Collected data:
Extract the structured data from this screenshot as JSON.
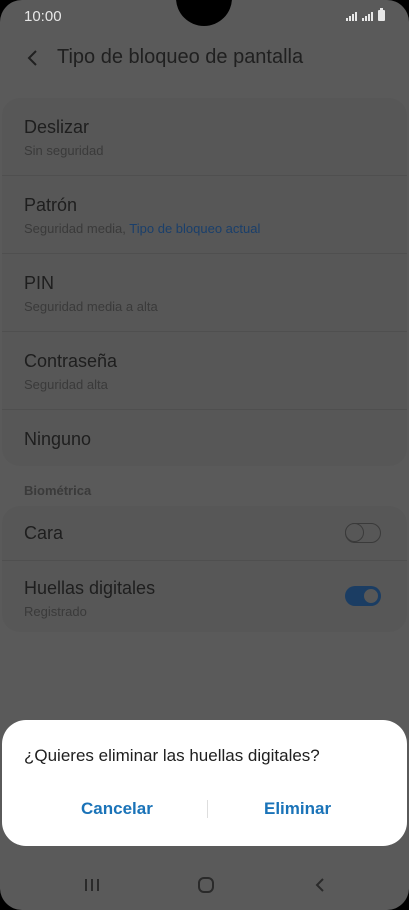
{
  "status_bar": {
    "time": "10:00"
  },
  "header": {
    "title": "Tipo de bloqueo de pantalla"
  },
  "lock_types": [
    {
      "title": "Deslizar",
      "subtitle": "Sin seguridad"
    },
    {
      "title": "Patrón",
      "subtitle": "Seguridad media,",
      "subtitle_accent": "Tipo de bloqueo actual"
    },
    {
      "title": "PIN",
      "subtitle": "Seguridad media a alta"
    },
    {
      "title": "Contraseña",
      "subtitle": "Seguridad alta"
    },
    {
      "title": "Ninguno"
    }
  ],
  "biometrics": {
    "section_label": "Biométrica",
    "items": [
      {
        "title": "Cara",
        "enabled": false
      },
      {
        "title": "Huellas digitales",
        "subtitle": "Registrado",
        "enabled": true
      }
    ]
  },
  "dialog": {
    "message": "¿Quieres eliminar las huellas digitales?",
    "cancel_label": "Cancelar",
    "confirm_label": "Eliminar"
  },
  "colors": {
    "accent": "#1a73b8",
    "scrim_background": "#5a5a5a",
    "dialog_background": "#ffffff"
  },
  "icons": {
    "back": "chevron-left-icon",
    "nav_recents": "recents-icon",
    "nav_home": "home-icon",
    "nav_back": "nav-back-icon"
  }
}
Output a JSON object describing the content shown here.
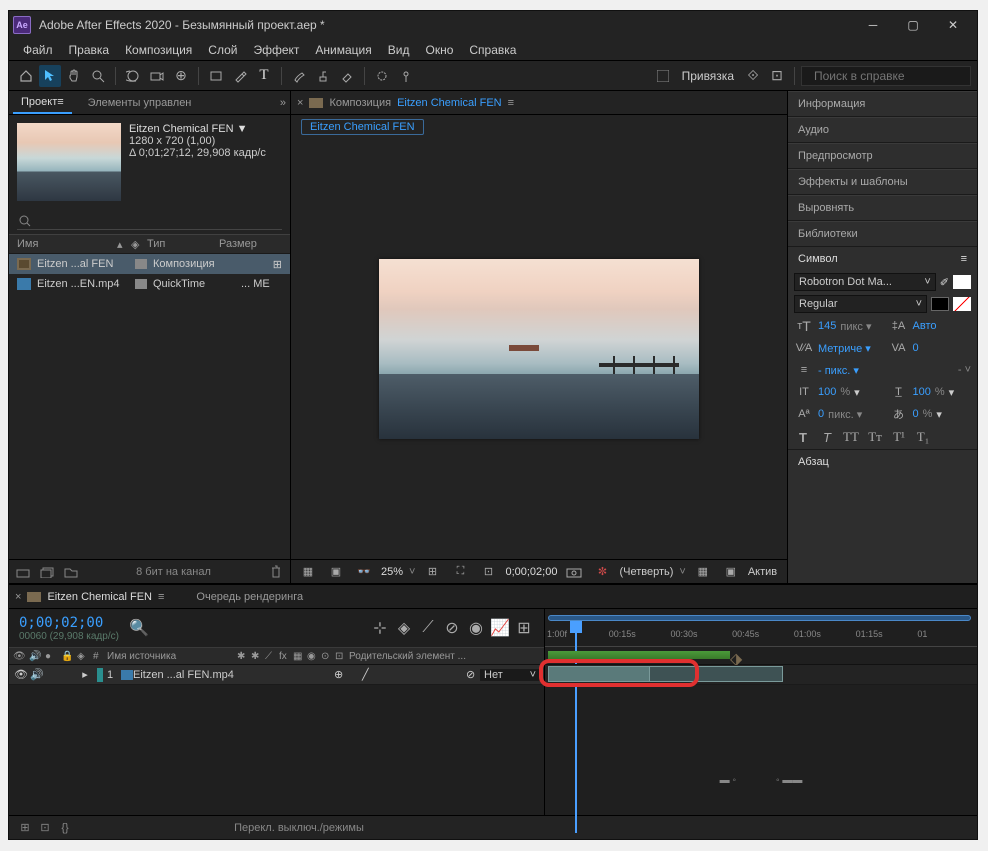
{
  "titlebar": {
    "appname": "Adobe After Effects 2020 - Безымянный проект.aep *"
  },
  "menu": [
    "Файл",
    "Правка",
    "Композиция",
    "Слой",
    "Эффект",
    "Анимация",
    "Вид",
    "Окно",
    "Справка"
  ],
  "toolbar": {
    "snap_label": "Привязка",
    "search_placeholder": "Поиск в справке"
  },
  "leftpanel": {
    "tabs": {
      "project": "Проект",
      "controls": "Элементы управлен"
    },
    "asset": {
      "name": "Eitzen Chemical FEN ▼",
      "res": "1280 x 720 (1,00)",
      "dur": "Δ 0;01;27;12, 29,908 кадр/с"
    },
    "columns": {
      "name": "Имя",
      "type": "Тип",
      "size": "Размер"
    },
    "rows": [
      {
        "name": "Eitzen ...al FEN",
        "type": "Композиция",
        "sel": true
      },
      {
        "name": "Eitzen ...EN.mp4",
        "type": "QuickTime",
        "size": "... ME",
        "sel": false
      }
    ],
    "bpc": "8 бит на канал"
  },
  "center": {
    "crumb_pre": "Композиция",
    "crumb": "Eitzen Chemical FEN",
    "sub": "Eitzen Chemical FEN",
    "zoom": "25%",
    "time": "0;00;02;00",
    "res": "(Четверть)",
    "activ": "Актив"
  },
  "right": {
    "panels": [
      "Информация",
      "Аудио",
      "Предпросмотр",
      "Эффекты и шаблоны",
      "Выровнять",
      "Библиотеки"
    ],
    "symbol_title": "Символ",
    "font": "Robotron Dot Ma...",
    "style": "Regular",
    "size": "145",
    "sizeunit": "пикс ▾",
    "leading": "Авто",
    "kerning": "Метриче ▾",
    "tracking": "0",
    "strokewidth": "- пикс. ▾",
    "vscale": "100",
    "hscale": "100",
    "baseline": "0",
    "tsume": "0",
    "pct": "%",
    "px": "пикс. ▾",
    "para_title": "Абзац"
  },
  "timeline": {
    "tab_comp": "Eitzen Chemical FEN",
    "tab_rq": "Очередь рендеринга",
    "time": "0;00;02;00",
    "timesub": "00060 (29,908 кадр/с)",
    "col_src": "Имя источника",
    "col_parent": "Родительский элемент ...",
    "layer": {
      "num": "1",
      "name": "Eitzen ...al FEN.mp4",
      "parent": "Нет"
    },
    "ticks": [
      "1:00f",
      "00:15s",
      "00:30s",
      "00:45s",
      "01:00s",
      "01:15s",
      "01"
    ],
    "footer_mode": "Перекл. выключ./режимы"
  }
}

● Requirements
From the data above, copy each line that holds "bloqueo".

● Task solution
    "title": "Tipo de bloqueo de pantalla"
      "subtitle_accent": "Tipo de bloqueo actual"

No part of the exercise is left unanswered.